**** Material for this exercise

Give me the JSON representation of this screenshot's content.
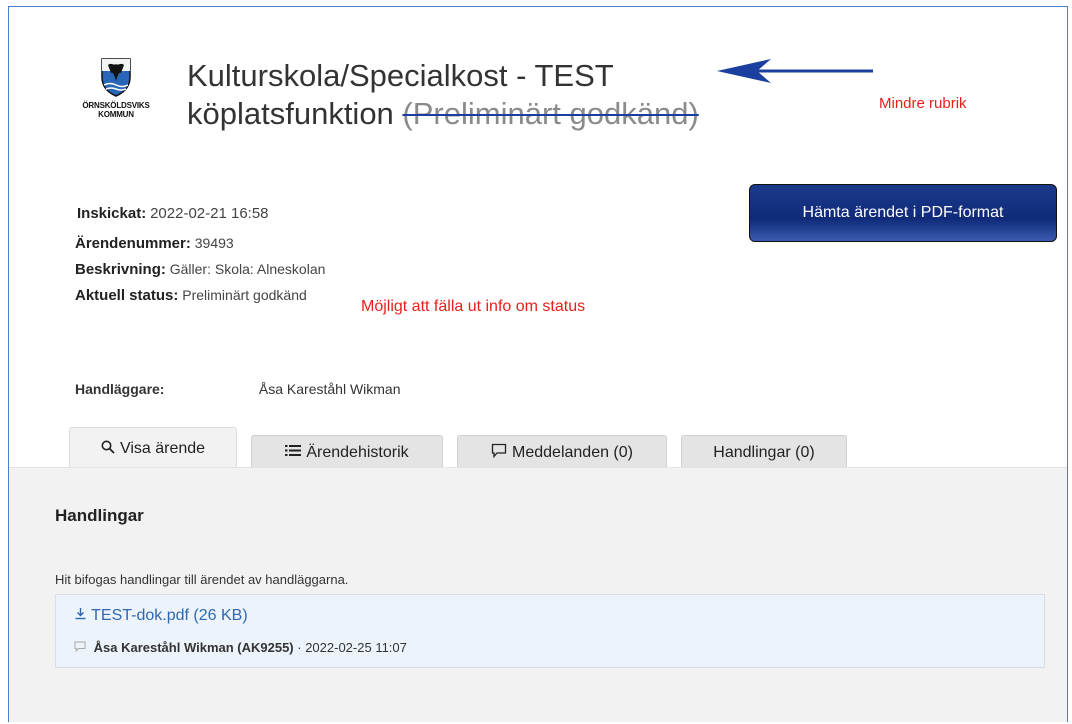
{
  "logo": {
    "line1": "ÖRNSKÖLDSVIKS",
    "line2": "KOMMUN"
  },
  "title": {
    "line1": "Kulturskola/Specialkost - TEST",
    "line2_main": "köplatsfunktion ",
    "line2_struck": "(Preliminärt godkänd)"
  },
  "annotations": {
    "heading_note": "Mindre rubrik",
    "status_note": "Möjligt att fälla ut info om status",
    "arrow_color": "#1a3f9e",
    "note_color": "#e8201c"
  },
  "actions": {
    "pdf_button": "Hämta ärendet i PDF-format"
  },
  "case": {
    "submitted_label": "Inskickat:",
    "submitted_value": "2022-02-21 16:58",
    "number_label": "Ärendenummer:",
    "number_value": "39493",
    "description_label": "Beskrivning:",
    "description_value": "Gäller: Skola: Alneskolan",
    "status_label": "Aktuell status:",
    "status_value": "Preliminärt godkänd",
    "handler_label": "Handläggare:",
    "handler_value": "Åsa Kareståhl Wikman"
  },
  "tabs": [
    {
      "label": "Visa ärende",
      "icon": "search-icon",
      "active": true
    },
    {
      "label": "Ärendehistorik",
      "icon": "list-icon",
      "active": false
    },
    {
      "label": "Meddelanden (0)",
      "icon": "comment-icon",
      "active": false
    },
    {
      "label": "Handlingar (0)",
      "icon": "",
      "active": false
    }
  ],
  "panel": {
    "heading": "Handlingar",
    "intro": "Hit bifogas handlingar till ärendet av handläggarna.",
    "document": {
      "name": "TEST-dok.pdf (26 KB)",
      "icon": "download-icon",
      "uploader": "Åsa Kareståhl Wikman (AK9255)",
      "separator": " · ",
      "timestamp": "2022-02-25 11:07"
    }
  }
}
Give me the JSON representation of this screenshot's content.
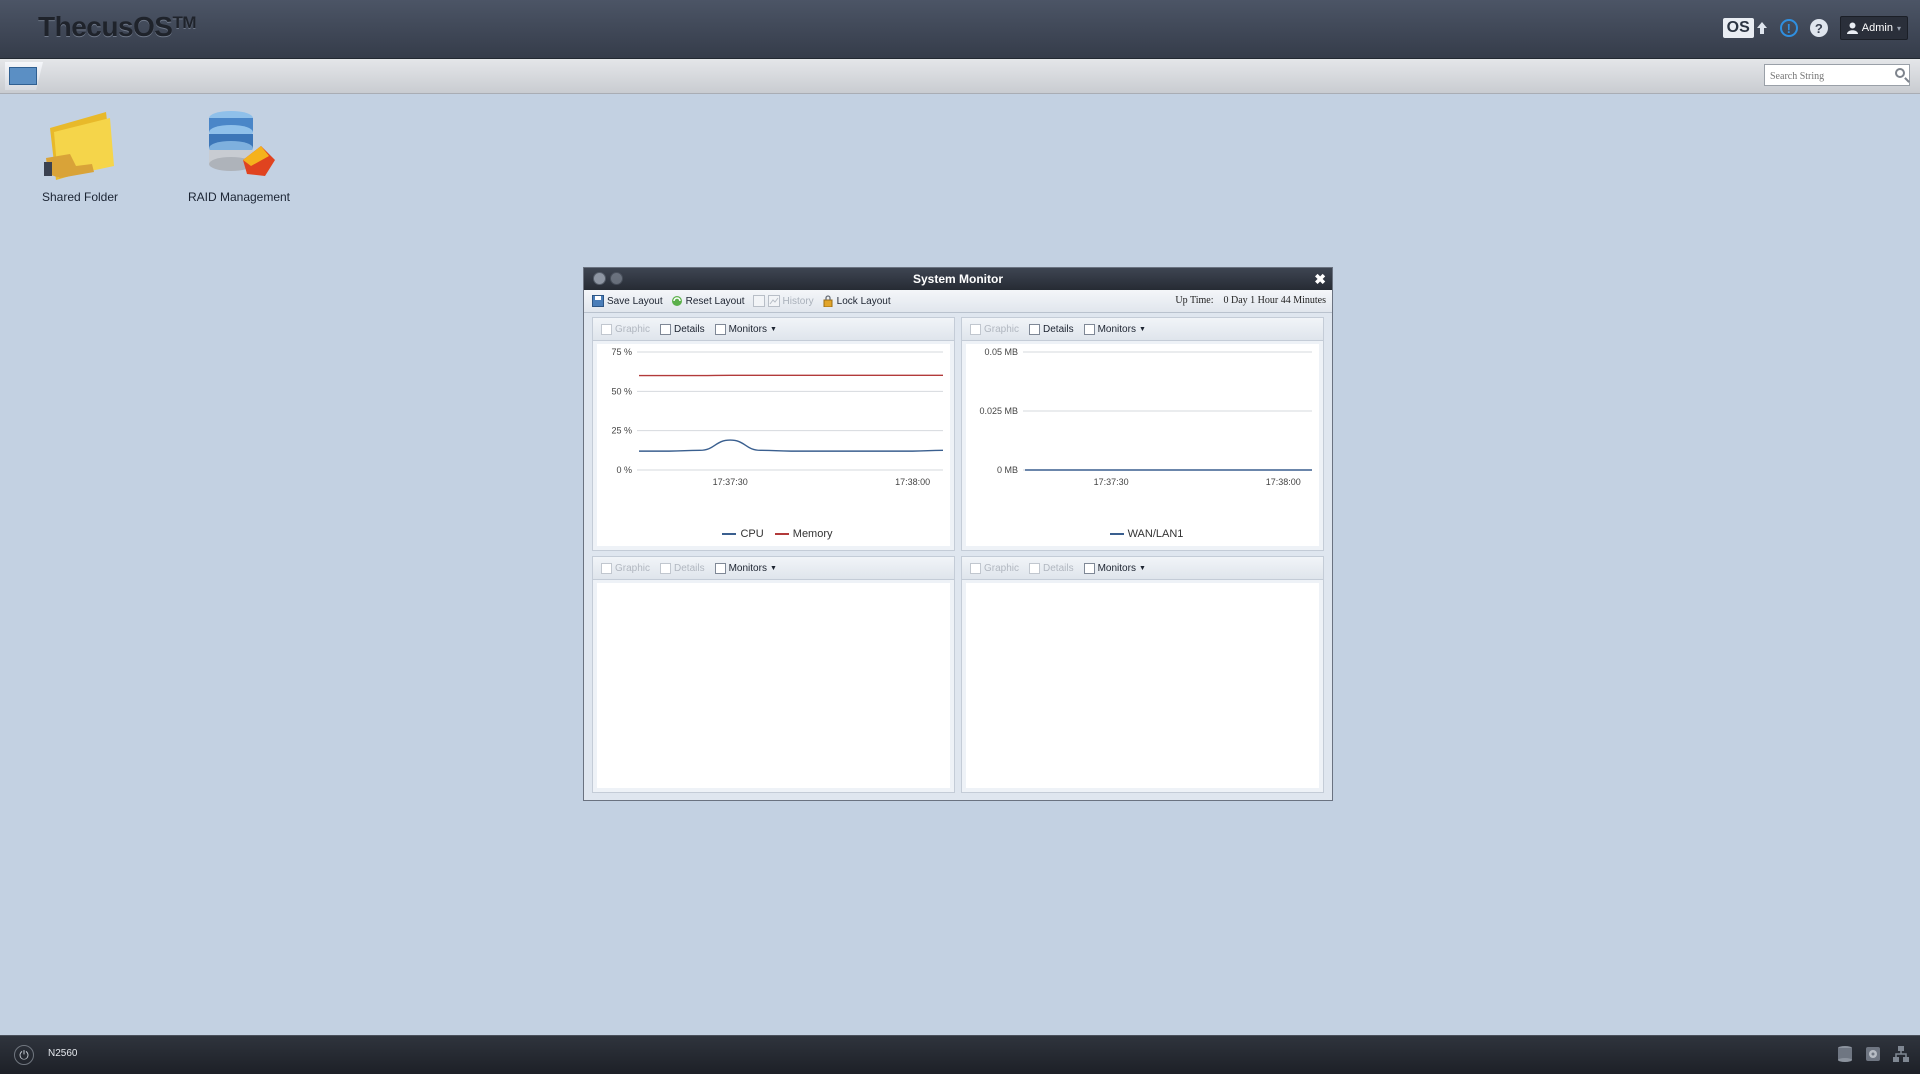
{
  "app": {
    "logo_text": "ThecusOS",
    "logo_sup": "TM"
  },
  "topbar": {
    "os_label": "OS",
    "admin_label": "Admin"
  },
  "search": {
    "placeholder": "Search String"
  },
  "desktop_icons": [
    {
      "label": "Shared Folder",
      "icon": "shared-folder-icon"
    },
    {
      "label": "RAID Management",
      "icon": "raid-management-icon"
    }
  ],
  "window": {
    "title": "System Monitor",
    "toolbar": {
      "save_layout": "Save Layout",
      "reset_layout": "Reset Layout",
      "history": "History",
      "lock_layout": "Lock Layout",
      "uptime_label": "Up Time:",
      "uptime_value": "0 Day 1 Hour 44 Minutes"
    },
    "panels": [
      {
        "graphic": "Graphic",
        "details": "Details",
        "monitors": "Monitors"
      },
      {
        "graphic": "Graphic",
        "details": "Details",
        "monitors": "Monitors"
      },
      {
        "graphic": "Graphic",
        "details": "Details",
        "monitors": "Monitors"
      },
      {
        "graphic": "Graphic",
        "details": "Details",
        "monitors": "Monitors"
      }
    ]
  },
  "chart_data": [
    {
      "type": "line",
      "x": [
        "17:37:15",
        "17:37:20",
        "17:37:25",
        "17:37:30",
        "17:37:35",
        "17:37:40",
        "17:37:45",
        "17:37:50",
        "17:37:55",
        "17:38:00",
        "17:38:05"
      ],
      "x_ticks": [
        "17:37:30",
        "17:38:00"
      ],
      "y_ticks": [
        "0 %",
        "25 %",
        "50 %",
        "75 %"
      ],
      "ylim": [
        0,
        75
      ],
      "grid": true,
      "legend": "bottom",
      "series": [
        {
          "name": "CPU",
          "color": "#3a5f8f",
          "values": [
            12,
            12,
            12.5,
            19,
            12.5,
            12,
            12,
            12,
            12,
            12,
            12.5
          ]
        },
        {
          "name": "Memory",
          "color": "#b23a3a",
          "values": [
            60,
            60,
            60,
            60.2,
            60.2,
            60.2,
            60.2,
            60.2,
            60.2,
            60.2,
            60.2
          ]
        }
      ]
    },
    {
      "type": "line",
      "x": [
        "17:37:15",
        "17:37:20",
        "17:37:25",
        "17:37:30",
        "17:37:35",
        "17:37:40",
        "17:37:45",
        "17:37:50",
        "17:37:55",
        "17:38:00",
        "17:38:05"
      ],
      "x_ticks": [
        "17:37:30",
        "17:38:00"
      ],
      "y_ticks": [
        "0 MB",
        "0.025 MB",
        "0.05 MB"
      ],
      "ylim": [
        0,
        0.05
      ],
      "grid": true,
      "legend": "bottom",
      "series": [
        {
          "name": "WAN/LAN1",
          "color": "#3a5f8f",
          "values": [
            0,
            0,
            0,
            0,
            0,
            0,
            0,
            0,
            0,
            0,
            0
          ]
        }
      ]
    }
  ],
  "bottombar": {
    "hostname": "N2560"
  },
  "colors": {
    "desktop_bg": "#c3d1e2",
    "cpu_line": "#3a5f8f",
    "memory_line": "#b23a3a"
  }
}
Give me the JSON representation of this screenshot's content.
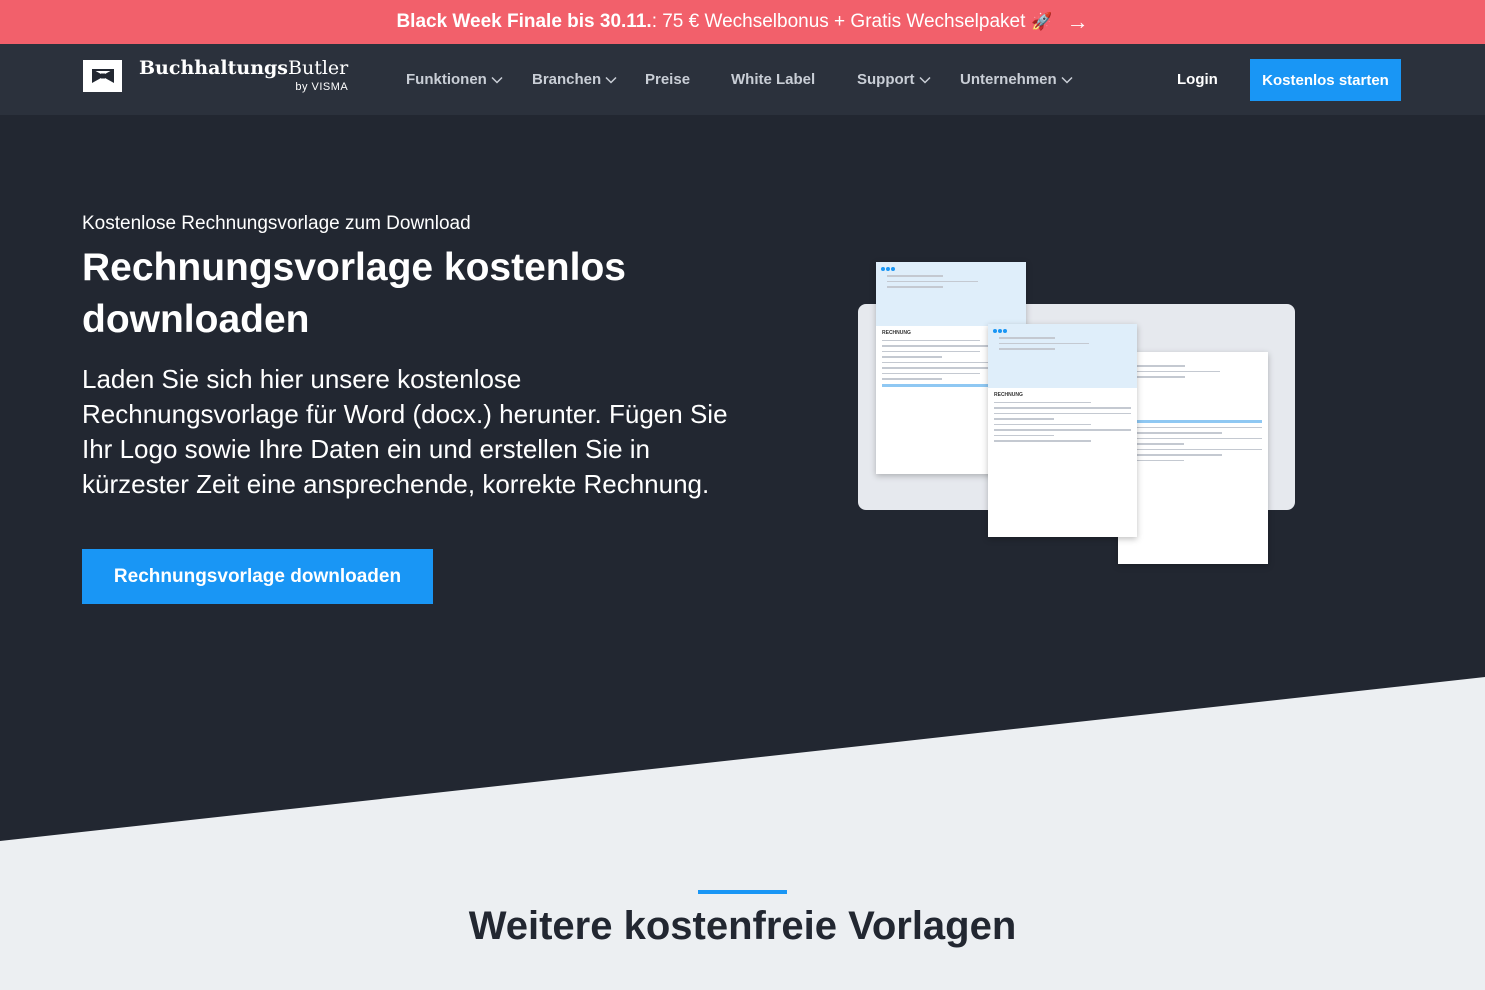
{
  "promo": {
    "bold": "Black Week Finale bis 30.11.",
    "text": ": 75 € Wechselbonus + Gratis Wechselpaket",
    "rocket": "🚀",
    "arrow": "→"
  },
  "nav": {
    "brand": {
      "name_bold": "Buchhaltungs",
      "name_regular": "Butler",
      "sub": "by VISMA"
    },
    "items": [
      {
        "label": "Funktionen"
      },
      {
        "label": "Branchen"
      },
      {
        "label": "Preise"
      },
      {
        "label": "White Label"
      },
      {
        "label": "Support"
      },
      {
        "label": "Unternehmen"
      }
    ],
    "login": "Login",
    "cta": "Kostenlos starten"
  },
  "hero": {
    "eyebrow": "Kostenlose Rechnungsvorlage zum Download",
    "title": "Rechnungsvorlage kostenlos downloaden",
    "description": "Laden Sie sich hier unsere kostenlose Rechnungsvorlage für Word (docx.) herunter. Fügen Sie Ihr Logo sowie Ihre Daten ein und erstellen Sie in kürzester Zeit eine ansprechende, korrekte Rechnung.",
    "cta": "Rechnungsvorlage downloaden",
    "doc_title": "RECHNUNG"
  },
  "section": {
    "title": "Weitere kostenfreie Vorlagen"
  },
  "colors": {
    "accent": "#1996f5",
    "promo": "#f2606b",
    "nav": "#2b313c",
    "hero": "#222731"
  }
}
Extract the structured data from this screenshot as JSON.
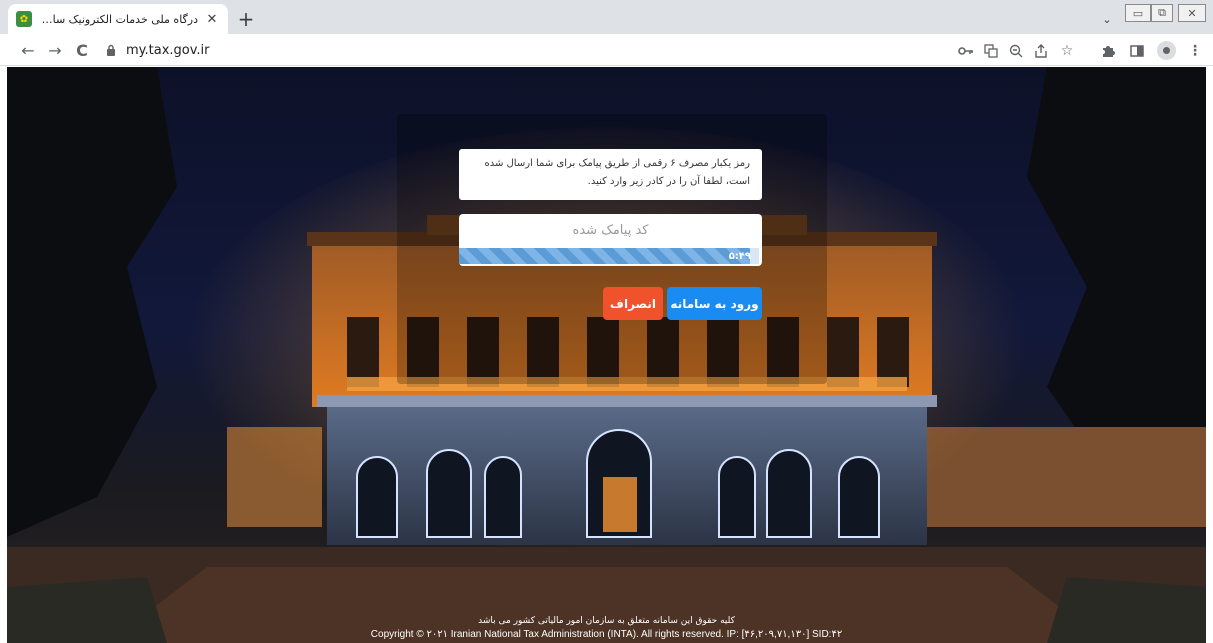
{
  "browser": {
    "tab_title": "درگاه ملی خدمات الکترونیک سازمان امور ...",
    "tab_close": "✕",
    "new_tab": "+",
    "url": "my.tax.gov.ir",
    "window_controls": {
      "minimize": "▭",
      "maximize": "⧉",
      "close": "✕"
    }
  },
  "toolbar": {
    "back": "←",
    "forward": "→",
    "reload": "C",
    "icons": [
      "key-icon",
      "translate-icon",
      "zoom-icon",
      "share-icon",
      "star-icon",
      "extensions-icon",
      "side-panel-icon",
      "profile-icon",
      "menu-icon"
    ]
  },
  "otp": {
    "message": "رمز یکبار مصرف ۶ رقمی از طریق پیامک برای شما ارسال شده است، لطفا آن را در کادر زیر وارد کنید.",
    "placeholder": "کد پیامک شده",
    "timer": "۵:۴۹",
    "timer_fraction": 0.97
  },
  "buttons": {
    "login": "ورود به سامانه",
    "cancel": "انصراف"
  },
  "colors": {
    "login": "#1a8bf0",
    "cancel": "#f0522b",
    "timer": "#5c9cd6"
  },
  "footer": {
    "rights_fa": "کلیه حقوق این سامانه متعلق به سازمان امور مالیاتی کشور می باشد",
    "copyright": "Copyright © ۲۰۲۱ Iranian National Tax Administration (INTA). All rights reserved. IP: [۴۶,۲۰۹,۷۱,۱۳۰] SID:۴۲"
  }
}
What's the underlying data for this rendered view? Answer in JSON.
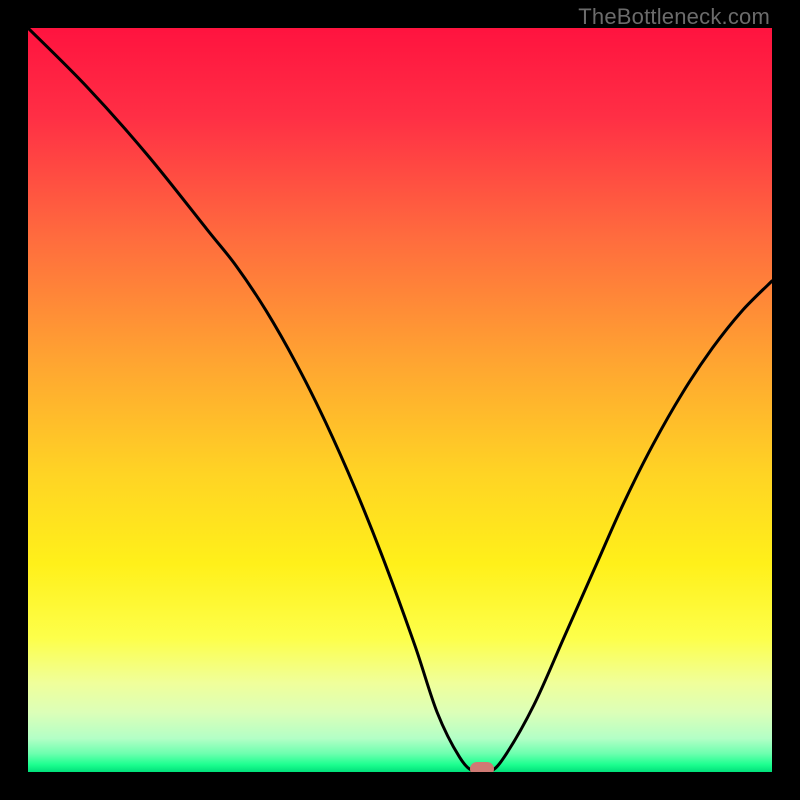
{
  "watermark": "TheBottleneck.com",
  "marker_color": "#cf7a74",
  "chart_data": {
    "type": "line",
    "title": "",
    "xlabel": "",
    "ylabel": "",
    "xlim": [
      0,
      100
    ],
    "ylim": [
      0,
      100
    ],
    "series": [
      {
        "name": "bottleneck-curve",
        "x": [
          0,
          8,
          16,
          24,
          28,
          32,
          36,
          40,
          44,
          48,
          52,
          55,
          58,
          60,
          62,
          64,
          68,
          72,
          76,
          80,
          84,
          88,
          92,
          96,
          100
        ],
        "y": [
          100,
          92,
          83,
          73,
          68,
          62,
          55,
          47,
          38,
          28,
          17,
          8,
          2,
          0,
          0,
          2,
          9,
          18,
          27,
          36,
          44,
          51,
          57,
          62,
          66
        ]
      }
    ],
    "gradient_stops": [
      {
        "offset": 0.0,
        "color": "#ff133f"
      },
      {
        "offset": 0.12,
        "color": "#ff2f45"
      },
      {
        "offset": 0.28,
        "color": "#ff6b3e"
      },
      {
        "offset": 0.45,
        "color": "#ffa531"
      },
      {
        "offset": 0.6,
        "color": "#ffd424"
      },
      {
        "offset": 0.72,
        "color": "#fff01a"
      },
      {
        "offset": 0.82,
        "color": "#fdff4a"
      },
      {
        "offset": 0.88,
        "color": "#f0ff9a"
      },
      {
        "offset": 0.92,
        "color": "#dcffb8"
      },
      {
        "offset": 0.955,
        "color": "#b3ffc6"
      },
      {
        "offset": 0.975,
        "color": "#6effaf"
      },
      {
        "offset": 0.99,
        "color": "#1dff90"
      },
      {
        "offset": 1.0,
        "color": "#00e07a"
      }
    ],
    "marker": {
      "x": 61,
      "y": 0
    }
  }
}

********

Exercise goal =>
Look over the records above and copy each line that includes the string "placeholder".

Finished task =>
    "placeholder": "Search String"
    "placeholder": "کد پیامک شده",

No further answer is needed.